▶ _AIM_: Leaving out the pictures, transcribe all of the records faithfully.

▶ _TASK DATA_:
□ □ □ □ □

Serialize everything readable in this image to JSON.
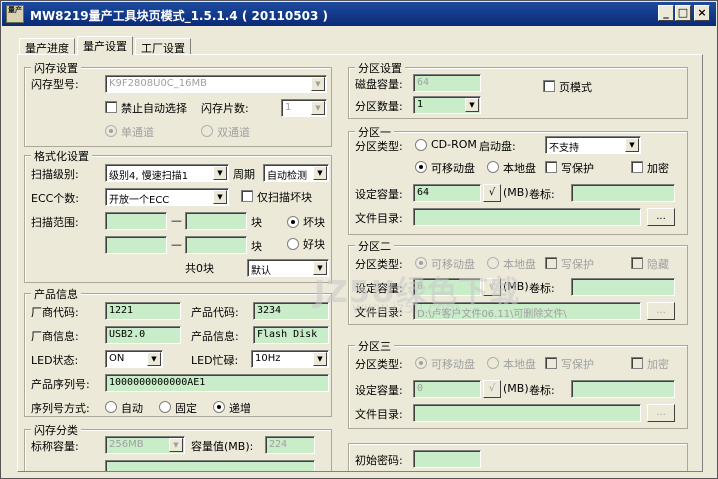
{
  "window": {
    "title": "MW8219量产工具块页模式_1.5.1.4 ( 20110503 )",
    "icon_text": "量产"
  },
  "tabs": [
    {
      "label": "量产进度"
    },
    {
      "label": "量产设置"
    },
    {
      "label": "工厂设置"
    }
  ],
  "flash": {
    "legend": "闪存设置",
    "model_label": "闪存型号:",
    "model_value": "K9F2808U0C_16MB",
    "disable_auto_label": "禁止自动选择",
    "count_label": "闪存片数:",
    "count_value": "1",
    "single_label": "单通道",
    "dual_label": "双通道"
  },
  "format": {
    "legend": "格式化设置",
    "scan_label": "扫描级别:",
    "scan_value": "级别4, 慢速扫描1",
    "cycle_label": "周期",
    "cycle_value": "自动检测",
    "ecc_label": "ECC个数:",
    "ecc_value": "开放一个ECC",
    "scan_bad_label": "仅扫描坏块",
    "range_label": "扫描范围:",
    "dash1": "—",
    "dash2": "—",
    "block1": "块",
    "block2": "块",
    "bad_label": "坏块",
    "good_label": "好块",
    "total_label": "共0块",
    "default_value": "默认"
  },
  "product": {
    "legend": "产品信息",
    "vendor_code_label": "厂商代码:",
    "vendor_code_value": "1221",
    "product_code_label": "产品代码:",
    "product_code_value": "3234",
    "vendor_info_label": "厂商信息:",
    "vendor_info_value": "USB2.0",
    "product_info_label": "产品信息:",
    "product_info_value": "Flash Disk",
    "led_state_label": "LED状态:",
    "led_state_value": "ON",
    "led_busy_label": "LED忙碌:",
    "led_busy_value": "10Hz",
    "serial_label": "产品序列号:",
    "serial_value": "1000000000000AE1",
    "serial_mode_label": "序列号方式:",
    "mode_auto": "自动",
    "mode_fixed": "固定",
    "mode_inc": "递增"
  },
  "flash_class": {
    "legend": "闪存分类",
    "nominal_label": "标称容量:",
    "nominal_value": "256MB",
    "cap_label": "容量值(MB):",
    "cap_value": "224"
  },
  "partition": {
    "legend": "分区设置",
    "disk_cap_label": "磁盘容量:",
    "disk_cap_value": "64",
    "page_mode_label": "页模式",
    "count_label": "分区数量:",
    "count_value": "1"
  },
  "part1": {
    "legend": "分区一",
    "type_label": "分区类型:",
    "cdrom_label": "CD-ROM",
    "boot_label": "启动盘:",
    "boot_value": "不支持",
    "removable_label": "可移动盘",
    "local_label": "本地盘",
    "wp_label": "写保护",
    "encrypt_label": "加密",
    "cap_label": "设定容量:",
    "cap_value": "64",
    "mb_label": "(MB)",
    "vol_label": "卷标:",
    "dir_label": "文件目录:",
    "browse": "...",
    "check": "√"
  },
  "part2": {
    "legend": "分区二",
    "type_label": "分区类型:",
    "removable_label": "可移动盘",
    "local_label": "本地盘",
    "wp_label": "写保护",
    "hidden_label": "隐藏",
    "cap_label": "设定容量:",
    "cap_value": "0",
    "mb_label": "(MB)",
    "vol_label": "卷标:",
    "dir_label": "文件目录:",
    "dir_value": "D:\\卢客户文件06.11\\可删除文件\\",
    "browse": "...",
    "check": "√"
  },
  "part3": {
    "legend": "分区三",
    "type_label": "分区类型:",
    "removable_label": "可移动盘",
    "local_label": "本地盘",
    "wp_label": "写保护",
    "encrypt_label": "加密",
    "cap_label": "设定容量:",
    "cap_value": "0",
    "mb_label": "(MB)",
    "vol_label": "卷标:",
    "dir_label": "文件目录:",
    "browse": "...",
    "check": "√"
  },
  "init_password_label": "初始密码:",
  "watermark": {
    "main": "JZ5U绿色下载",
    "sub": "www.jz5u.com"
  }
}
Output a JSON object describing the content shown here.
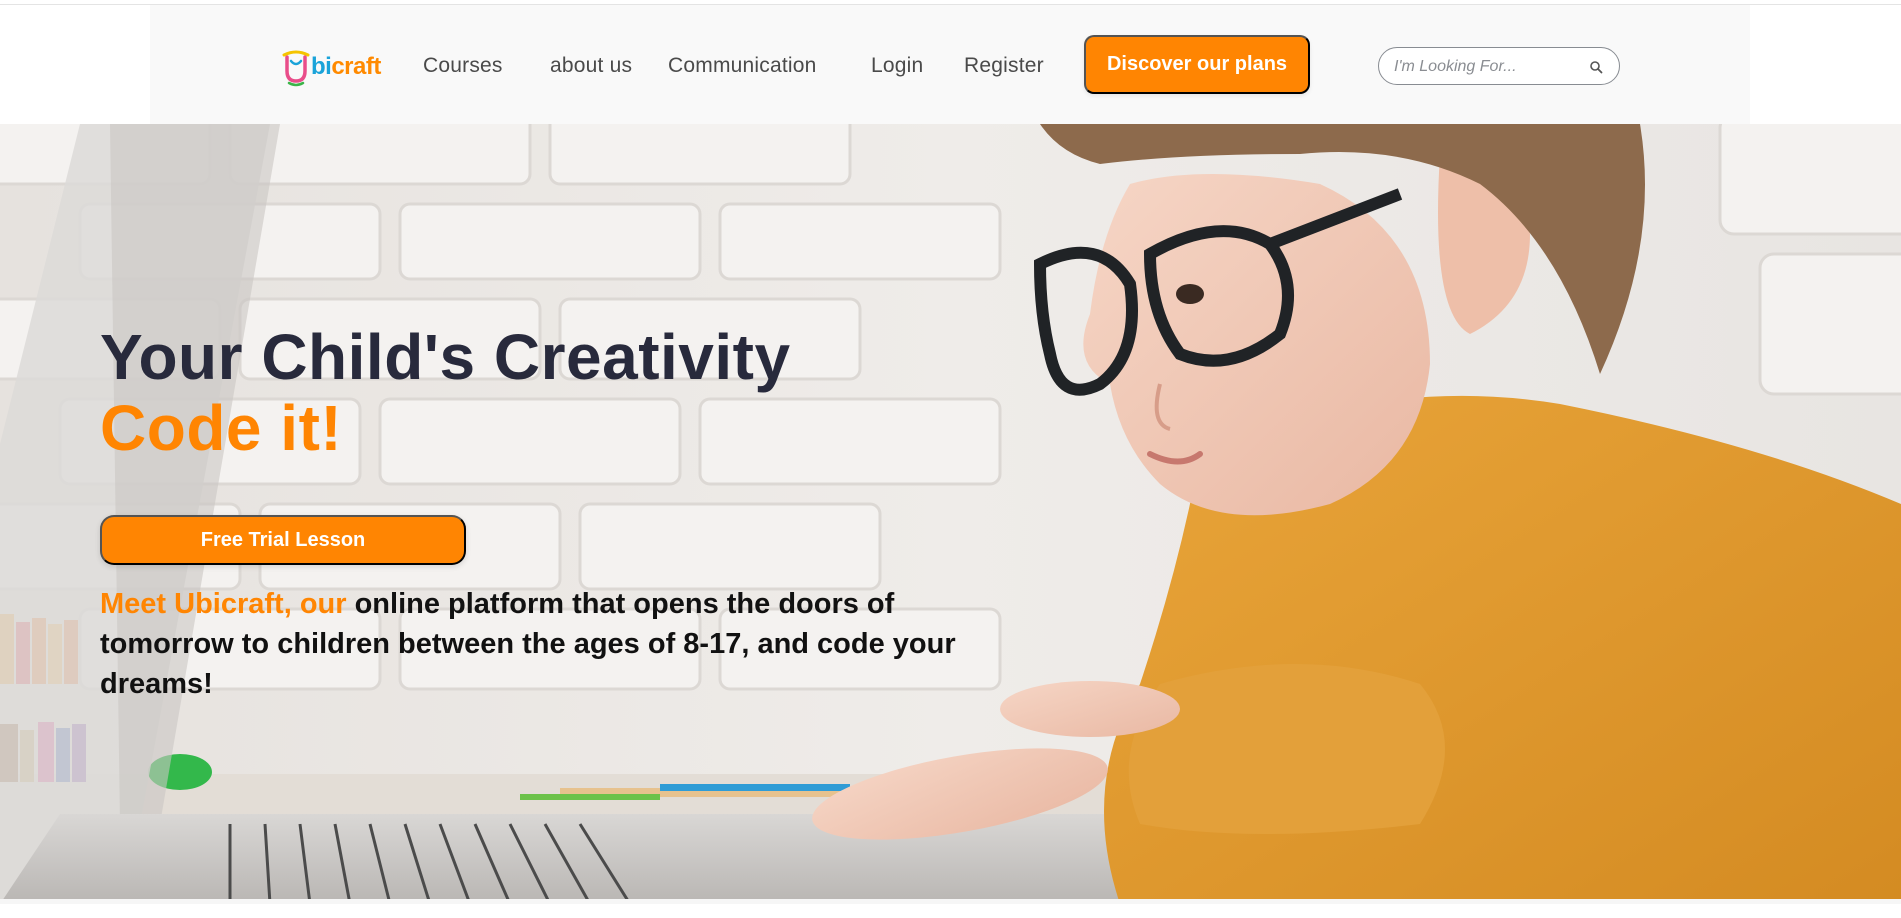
{
  "header": {
    "logo": {
      "b": "U",
      "i": "bi",
      "rest": "craft"
    },
    "nav": [
      {
        "label": "Courses"
      },
      {
        "label": "about us"
      },
      {
        "label": "Communication"
      },
      {
        "label": "Login"
      },
      {
        "label": "Register"
      }
    ],
    "cta_label": "Discover our plans",
    "search": {
      "placeholder": "I'm Looking For...",
      "value": "",
      "icon": "search-icon"
    }
  },
  "hero": {
    "title_line1": "Your Child's Creativity",
    "title_line2": "Code it!",
    "trial_button": "Free Trial Lesson",
    "desc_highlight": "Meet Ubicraft, our",
    "desc_rest": " online platform that opens the doors of tomorrow to children between the ages of 8-17, and code your dreams!"
  },
  "colors": {
    "accent": "#ff8502",
    "title_dark": "#282a3c",
    "nav_text": "#4a4a4a",
    "header_bg": "#f9f9f9"
  }
}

□ □ □ □ □

▶ _THE COMPLETED TASK_:
Serialize everything readable in this image to JSON.
{
  "window": {
    "title": "MW8219量产工具块页模式_1.5.1.4 ( 20110503 )",
    "icon_text": "量产"
  },
  "tabs": [
    {
      "label": "量产进度"
    },
    {
      "label": "量产设置"
    },
    {
      "label": "工厂设置"
    }
  ],
  "flash": {
    "legend": "闪存设置",
    "model_label": "闪存型号:",
    "model_value": "K9F2808U0C_16MB",
    "disable_auto_label": "禁止自动选择",
    "count_label": "闪存片数:",
    "count_value": "1",
    "single_label": "单通道",
    "dual_label": "双通道"
  },
  "format": {
    "legend": "格式化设置",
    "scan_label": "扫描级别:",
    "scan_value": "级别4, 慢速扫描1",
    "cycle_label": "周期",
    "cycle_value": "自动检测",
    "ecc_label": "ECC个数:",
    "ecc_value": "开放一个ECC",
    "scan_bad_label": "仅扫描坏块",
    "range_label": "扫描范围:",
    "dash1": "—",
    "dash2": "—",
    "block1": "块",
    "block2": "块",
    "bad_label": "坏块",
    "good_label": "好块",
    "total_label": "共0块",
    "default_value": "默认"
  },
  "product": {
    "legend": "产品信息",
    "vendor_code_label": "厂商代码:",
    "vendor_code_value": "1221",
    "product_code_label": "产品代码:",
    "product_code_value": "3234",
    "vendor_info_label": "厂商信息:",
    "vendor_info_value": "USB2.0",
    "product_info_label": "产品信息:",
    "product_info_value": "Flash Disk",
    "led_state_label": "LED状态:",
    "led_state_value": "ON",
    "led_busy_label": "LED忙碌:",
    "led_busy_value": "10Hz",
    "serial_label": "产品序列号:",
    "serial_value": "1000000000000AE1",
    "serial_mode_label": "序列号方式:",
    "mode_auto": "自动",
    "mode_fixed": "固定",
    "mode_inc": "递增"
  },
  "flash_class": {
    "legend": "闪存分类",
    "nominal_label": "标称容量:",
    "nominal_value": "256MB",
    "cap_label": "容量值(MB):",
    "cap_value": "224"
  },
  "partition": {
    "legend": "分区设置",
    "disk_cap_label": "磁盘容量:",
    "disk_cap_value": "64",
    "page_mode_label": "页模式",
    "count_label": "分区数量:",
    "count_value": "1"
  },
  "part1": {
    "legend": "分区一",
    "type_label": "分区类型:",
    "cdrom_label": "CD-ROM",
    "boot_label": "启动盘:",
    "boot_value": "不支持",
    "removable_label": "可移动盘",
    "local_label": "本地盘",
    "wp_label": "写保护",
    "encrypt_label": "加密",
    "cap_label": "设定容量:",
    "cap_value": "64",
    "mb_label": "(MB)",
    "vol_label": "卷标:",
    "dir_label": "文件目录:",
    "browse": "...",
    "check": "√"
  },
  "part2": {
    "legend": "分区二",
    "type_label": "分区类型:",
    "removable_label": "可移动盘",
    "local_label": "本地盘",
    "wp_label": "写保护",
    "hidden_label": "隐藏",
    "cap_label": "设定容量:",
    "cap_value": "0",
    "mb_label": "(MB)",
    "vol_label": "卷标:",
    "dir_label": "文件目录:",
    "dir_value": "D:\\卢客户文件06.11\\可删除文件\\",
    "browse": "...",
    "check": "√"
  },
  "part3": {
    "legend": "分区三",
    "type_label": "分区类型:",
    "removable_label": "可移动盘",
    "local_label": "本地盘",
    "wp_label": "写保护",
    "encrypt_label": "加密",
    "cap_label": "设定容量:",
    "cap_value": "0",
    "mb_label": "(MB)",
    "vol_label": "卷标:",
    "dir_label": "文件目录:",
    "browse": "...",
    "check": "√"
  },
  "init_password_label": "初始密码:",
  "watermark": {
    "main": "JZ5U绿色下载",
    "sub": "www.jz5u.com"
  }
}
Output a JSON object describing the content shown here.
{
  "header": {
    "logo": {
      "b": "U",
      "i": "bi",
      "rest": "craft"
    },
    "nav": [
      {
        "label": "Courses"
      },
      {
        "label": "about us"
      },
      {
        "label": "Communication"
      },
      {
        "label": "Login"
      },
      {
        "label": "Register"
      }
    ],
    "cta_label": "Discover our plans",
    "search": {
      "placeholder": "I'm Looking For...",
      "value": "",
      "icon": "search-icon"
    }
  },
  "hero": {
    "title_line1": "Your Child's Creativity",
    "title_line2": "Code it!",
    "trial_button": "Free Trial Lesson",
    "desc_highlight": "Meet Ubicraft, our",
    "desc_rest": " online platform that opens the doors of tomorrow to children between the ages of 8-17, and code your dreams!"
  },
  "colors": {
    "accent": "#ff8502",
    "title_dark": "#282a3c",
    "nav_text": "#4a4a4a",
    "header_bg": "#f9f9f9"
  }
}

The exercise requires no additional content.